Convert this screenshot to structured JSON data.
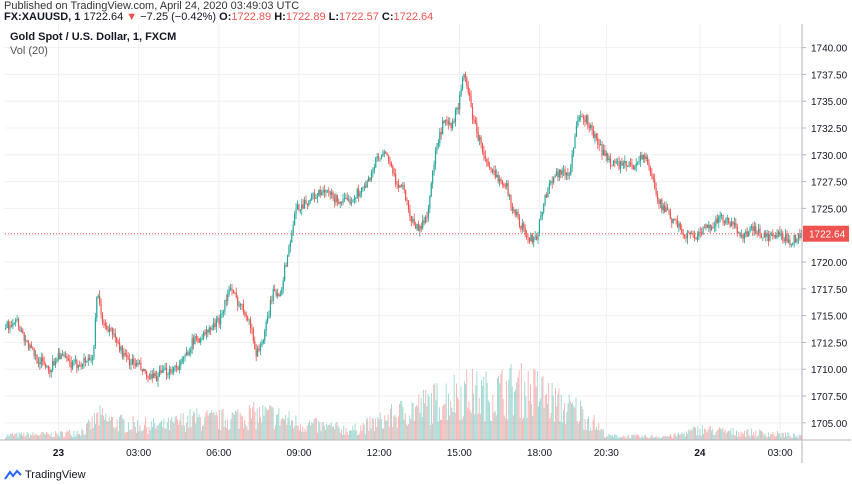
{
  "header": {
    "published": "Published on TradingView.com, April 24, 2020 03:49:03 UTC",
    "symbol": "FX:XAUUSD, 1",
    "last": "1722.64",
    "change_arrow": "▼",
    "change": "−7.25 (−0.42%)",
    "o_label": "O:",
    "o_value": "1722.89",
    "h_label": "H:",
    "h_value": "1722.89",
    "l_label": "L:",
    "l_value": "1722.57",
    "c_label": "C:",
    "c_value": "1722.64"
  },
  "legend": {
    "title": "Gold Spot / U.S. Dollar, 1, FXCM",
    "volume": "Vol (20)"
  },
  "footer": {
    "brand": "TradingView",
    "logo_icon": "tradingview-logo-icon"
  },
  "colors": {
    "up": "#26a69a",
    "down": "#ef5350",
    "grid": "#eef0f3",
    "axis": "#b2b5be",
    "price_line": "#ef5350"
  },
  "chart_data": {
    "type": "candlestick",
    "title": "Gold Spot / U.S. Dollar, 1, FXCM",
    "ylim": [
      1703.4,
      1742.2
    ],
    "y_ticks": [
      1705.0,
      1707.5,
      1710.0,
      1712.5,
      1715.0,
      1717.5,
      1720.0,
      1722.5,
      1725.0,
      1727.5,
      1730.0,
      1732.5,
      1735.0,
      1737.5,
      1740.0
    ],
    "y_tick_labels": [
      "1705.00",
      "1707.50",
      "1710.00",
      "1712.50",
      "1715.00",
      "1717.50",
      "1720.00",
      "1722.50",
      "1725.00",
      "1727.50",
      "1730.00",
      "1732.50",
      "1735.00",
      "1737.50",
      "1740.00"
    ],
    "x_tick_labels": [
      "23",
      "03:00",
      "06:00",
      "09:00",
      "12:00",
      "15:00",
      "18:00",
      "20:30",
      "24",
      "03:00"
    ],
    "x_tick_hours": [
      0,
      3,
      6,
      9,
      12,
      15,
      18,
      20.5,
      24,
      27
    ],
    "x_tick_bold": [
      true,
      false,
      false,
      false,
      false,
      false,
      false,
      false,
      true,
      false
    ],
    "xlim_hours": [
      -2.0,
      27.82
    ],
    "last_price": 1722.64,
    "last_price_label": "1722.64",
    "price_path": [
      [
        -2.0,
        1713.8
      ],
      [
        -1.6,
        1714.8
      ],
      [
        -1.2,
        1712.5
      ],
      [
        -0.8,
        1711.0
      ],
      [
        -0.3,
        1710.0
      ],
      [
        0.0,
        1711.5
      ],
      [
        0.5,
        1710.3
      ],
      [
        1.0,
        1710.8
      ],
      [
        1.3,
        1711.2
      ],
      [
        1.45,
        1717.0
      ],
      [
        1.7,
        1714.0
      ],
      [
        2.0,
        1713.5
      ],
      [
        2.5,
        1711.0
      ],
      [
        3.0,
        1710.3
      ],
      [
        3.4,
        1709.0
      ],
      [
        3.8,
        1709.5
      ],
      [
        4.2,
        1710.0
      ],
      [
        4.6,
        1710.5
      ],
      [
        5.0,
        1712.5
      ],
      [
        5.5,
        1713.3
      ],
      [
        6.0,
        1714.5
      ],
      [
        6.4,
        1717.5
      ],
      [
        6.8,
        1716.0
      ],
      [
        7.1,
        1715.0
      ],
      [
        7.4,
        1711.5
      ],
      [
        7.7,
        1713.0
      ],
      [
        8.0,
        1717.0
      ],
      [
        8.3,
        1717.2
      ],
      [
        8.6,
        1721.0
      ],
      [
        8.9,
        1725.0
      ],
      [
        9.2,
        1725.5
      ],
      [
        9.6,
        1726.2
      ],
      [
        10.0,
        1726.5
      ],
      [
        10.4,
        1725.8
      ],
      [
        10.8,
        1725.5
      ],
      [
        11.2,
        1726.5
      ],
      [
        11.5,
        1727.0
      ],
      [
        11.9,
        1729.5
      ],
      [
        12.3,
        1730.0
      ],
      [
        12.6,
        1727.5
      ],
      [
        12.9,
        1727.0
      ],
      [
        13.2,
        1724.0
      ],
      [
        13.5,
        1723.0
      ],
      [
        13.8,
        1724.5
      ],
      [
        14.1,
        1730.0
      ],
      [
        14.4,
        1733.0
      ],
      [
        14.7,
        1732.5
      ],
      [
        15.0,
        1735.0
      ],
      [
        15.2,
        1737.8
      ],
      [
        15.5,
        1733.5
      ],
      [
        15.8,
        1731.0
      ],
      [
        16.1,
        1728.5
      ],
      [
        16.4,
        1728.0
      ],
      [
        16.7,
        1727.5
      ],
      [
        17.0,
        1725.0
      ],
      [
        17.3,
        1723.5
      ],
      [
        17.6,
        1722.0
      ],
      [
        17.9,
        1722.5
      ],
      [
        18.2,
        1726.0
      ],
      [
        18.5,
        1728.0
      ],
      [
        18.8,
        1728.5
      ],
      [
        19.1,
        1728.0
      ],
      [
        19.4,
        1733.0
      ],
      [
        19.7,
        1733.5
      ],
      [
        20.0,
        1732.0
      ],
      [
        20.3,
        1730.5
      ],
      [
        20.6,
        1729.5
      ],
      [
        21.0,
        1729.0
      ],
      [
        21.5,
        1729.0
      ],
      [
        21.9,
        1730.0
      ],
      [
        22.2,
        1728.0
      ],
      [
        22.5,
        1725.5
      ],
      [
        22.8,
        1724.5
      ],
      [
        23.1,
        1723.5
      ],
      [
        23.5,
        1722.5
      ],
      [
        24.0,
        1722.5
      ],
      [
        24.4,
        1723.5
      ],
      [
        24.8,
        1724.0
      ],
      [
        25.2,
        1723.5
      ],
      [
        25.6,
        1722.5
      ],
      [
        26.0,
        1723.0
      ],
      [
        26.5,
        1722.3
      ],
      [
        27.0,
        1722.5
      ],
      [
        27.4,
        1722.0
      ],
      [
        27.82,
        1722.64
      ]
    ],
    "volume_profile": [
      [
        -2.0,
        0.06
      ],
      [
        0.0,
        0.07
      ],
      [
        1.0,
        0.12
      ],
      [
        1.5,
        0.28
      ],
      [
        2.0,
        0.22
      ],
      [
        3.0,
        0.18
      ],
      [
        4.0,
        0.17
      ],
      [
        5.0,
        0.26
      ],
      [
        6.0,
        0.24
      ],
      [
        7.0,
        0.3
      ],
      [
        8.0,
        0.3
      ],
      [
        9.0,
        0.2
      ],
      [
        10.0,
        0.16
      ],
      [
        11.0,
        0.12
      ],
      [
        12.0,
        0.22
      ],
      [
        13.0,
        0.35
      ],
      [
        14.0,
        0.45
      ],
      [
        15.0,
        0.58
      ],
      [
        16.0,
        0.55
      ],
      [
        17.0,
        0.62
      ],
      [
        18.0,
        0.58
      ],
      [
        18.8,
        0.4
      ],
      [
        19.5,
        0.35
      ],
      [
        20.2,
        0.16
      ],
      [
        20.5,
        0.05
      ],
      [
        22.0,
        0.04
      ],
      [
        23.0,
        0.05
      ],
      [
        24.0,
        0.13
      ],
      [
        25.0,
        0.1
      ],
      [
        26.0,
        0.09
      ],
      [
        27.0,
        0.07
      ],
      [
        27.82,
        0.04
      ]
    ]
  }
}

## WHAT TO PRODUCE
Without the pictures, repeat all the records word for word.

## EXERCISE OUTPUT
Convert this screenshot to structured JSON data.
{
  "header": {
    "published": "Published on TradingView.com, April 24, 2020 03:49:03 UTC",
    "symbol": "FX:XAUUSD, 1",
    "last": "1722.64",
    "change_arrow": "▼",
    "change": "−7.25 (−0.42%)",
    "o_label": "O:",
    "o_value": "1722.89",
    "h_label": "H:",
    "h_value": "1722.89",
    "l_label": "L:",
    "l_value": "1722.57",
    "c_label": "C:",
    "c_value": "1722.64"
  },
  "legend": {
    "title": "Gold Spot / U.S. Dollar, 1, FXCM",
    "volume": "Vol (20)"
  },
  "footer": {
    "brand": "TradingView",
    "logo_icon": "tradingview-logo-icon"
  },
  "colors": {
    "up": "#26a69a",
    "down": "#ef5350",
    "grid": "#eef0f3",
    "axis": "#b2b5be",
    "price_line": "#ef5350"
  },
  "chart_data": {
    "type": "candlestick",
    "title": "Gold Spot / U.S. Dollar, 1, FXCM",
    "ylim": [
      1703.4,
      1742.2
    ],
    "y_ticks": [
      1705.0,
      1707.5,
      1710.0,
      1712.5,
      1715.0,
      1717.5,
      1720.0,
      1722.5,
      1725.0,
      1727.5,
      1730.0,
      1732.5,
      1735.0,
      1737.5,
      1740.0
    ],
    "y_tick_labels": [
      "1705.00",
      "1707.50",
      "1710.00",
      "1712.50",
      "1715.00",
      "1717.50",
      "1720.00",
      "1722.50",
      "1725.00",
      "1727.50",
      "1730.00",
      "1732.50",
      "1735.00",
      "1737.50",
      "1740.00"
    ],
    "x_tick_labels": [
      "23",
      "03:00",
      "06:00",
      "09:00",
      "12:00",
      "15:00",
      "18:00",
      "20:30",
      "24",
      "03:00"
    ],
    "x_tick_hours": [
      0,
      3,
      6,
      9,
      12,
      15,
      18,
      20.5,
      24,
      27
    ],
    "x_tick_bold": [
      true,
      false,
      false,
      false,
      false,
      false,
      false,
      false,
      true,
      false
    ],
    "xlim_hours": [
      -2.0,
      27.82
    ],
    "last_price": 1722.64,
    "last_price_label": "1722.64",
    "price_path": [
      [
        -2.0,
        1713.8
      ],
      [
        -1.6,
        1714.8
      ],
      [
        -1.2,
        1712.5
      ],
      [
        -0.8,
        1711.0
      ],
      [
        -0.3,
        1710.0
      ],
      [
        0.0,
        1711.5
      ],
      [
        0.5,
        1710.3
      ],
      [
        1.0,
        1710.8
      ],
      [
        1.3,
        1711.2
      ],
      [
        1.45,
        1717.0
      ],
      [
        1.7,
        1714.0
      ],
      [
        2.0,
        1713.5
      ],
      [
        2.5,
        1711.0
      ],
      [
        3.0,
        1710.3
      ],
      [
        3.4,
        1709.0
      ],
      [
        3.8,
        1709.5
      ],
      [
        4.2,
        1710.0
      ],
      [
        4.6,
        1710.5
      ],
      [
        5.0,
        1712.5
      ],
      [
        5.5,
        1713.3
      ],
      [
        6.0,
        1714.5
      ],
      [
        6.4,
        1717.5
      ],
      [
        6.8,
        1716.0
      ],
      [
        7.1,
        1715.0
      ],
      [
        7.4,
        1711.5
      ],
      [
        7.7,
        1713.0
      ],
      [
        8.0,
        1717.0
      ],
      [
        8.3,
        1717.2
      ],
      [
        8.6,
        1721.0
      ],
      [
        8.9,
        1725.0
      ],
      [
        9.2,
        1725.5
      ],
      [
        9.6,
        1726.2
      ],
      [
        10.0,
        1726.5
      ],
      [
        10.4,
        1725.8
      ],
      [
        10.8,
        1725.5
      ],
      [
        11.2,
        1726.5
      ],
      [
        11.5,
        1727.0
      ],
      [
        11.9,
        1729.5
      ],
      [
        12.3,
        1730.0
      ],
      [
        12.6,
        1727.5
      ],
      [
        12.9,
        1727.0
      ],
      [
        13.2,
        1724.0
      ],
      [
        13.5,
        1723.0
      ],
      [
        13.8,
        1724.5
      ],
      [
        14.1,
        1730.0
      ],
      [
        14.4,
        1733.0
      ],
      [
        14.7,
        1732.5
      ],
      [
        15.0,
        1735.0
      ],
      [
        15.2,
        1737.8
      ],
      [
        15.5,
        1733.5
      ],
      [
        15.8,
        1731.0
      ],
      [
        16.1,
        1728.5
      ],
      [
        16.4,
        1728.0
      ],
      [
        16.7,
        1727.5
      ],
      [
        17.0,
        1725.0
      ],
      [
        17.3,
        1723.5
      ],
      [
        17.6,
        1722.0
      ],
      [
        17.9,
        1722.5
      ],
      [
        18.2,
        1726.0
      ],
      [
        18.5,
        1728.0
      ],
      [
        18.8,
        1728.5
      ],
      [
        19.1,
        1728.0
      ],
      [
        19.4,
        1733.0
      ],
      [
        19.7,
        1733.5
      ],
      [
        20.0,
        1732.0
      ],
      [
        20.3,
        1730.5
      ],
      [
        20.6,
        1729.5
      ],
      [
        21.0,
        1729.0
      ],
      [
        21.5,
        1729.0
      ],
      [
        21.9,
        1730.0
      ],
      [
        22.2,
        1728.0
      ],
      [
        22.5,
        1725.5
      ],
      [
        22.8,
        1724.5
      ],
      [
        23.1,
        1723.5
      ],
      [
        23.5,
        1722.5
      ],
      [
        24.0,
        1722.5
      ],
      [
        24.4,
        1723.5
      ],
      [
        24.8,
        1724.0
      ],
      [
        25.2,
        1723.5
      ],
      [
        25.6,
        1722.5
      ],
      [
        26.0,
        1723.0
      ],
      [
        26.5,
        1722.3
      ],
      [
        27.0,
        1722.5
      ],
      [
        27.4,
        1722.0
      ],
      [
        27.82,
        1722.64
      ]
    ],
    "volume_profile": [
      [
        -2.0,
        0.06
      ],
      [
        0.0,
        0.07
      ],
      [
        1.0,
        0.12
      ],
      [
        1.5,
        0.28
      ],
      [
        2.0,
        0.22
      ],
      [
        3.0,
        0.18
      ],
      [
        4.0,
        0.17
      ],
      [
        5.0,
        0.26
      ],
      [
        6.0,
        0.24
      ],
      [
        7.0,
        0.3
      ],
      [
        8.0,
        0.3
      ],
      [
        9.0,
        0.2
      ],
      [
        10.0,
        0.16
      ],
      [
        11.0,
        0.12
      ],
      [
        12.0,
        0.22
      ],
      [
        13.0,
        0.35
      ],
      [
        14.0,
        0.45
      ],
      [
        15.0,
        0.58
      ],
      [
        16.0,
        0.55
      ],
      [
        17.0,
        0.62
      ],
      [
        18.0,
        0.58
      ],
      [
        18.8,
        0.4
      ],
      [
        19.5,
        0.35
      ],
      [
        20.2,
        0.16
      ],
      [
        20.5,
        0.05
      ],
      [
        22.0,
        0.04
      ],
      [
        23.0,
        0.05
      ],
      [
        24.0,
        0.13
      ],
      [
        25.0,
        0.1
      ],
      [
        26.0,
        0.09
      ],
      [
        27.0,
        0.07
      ],
      [
        27.82,
        0.04
      ]
    ]
  }
}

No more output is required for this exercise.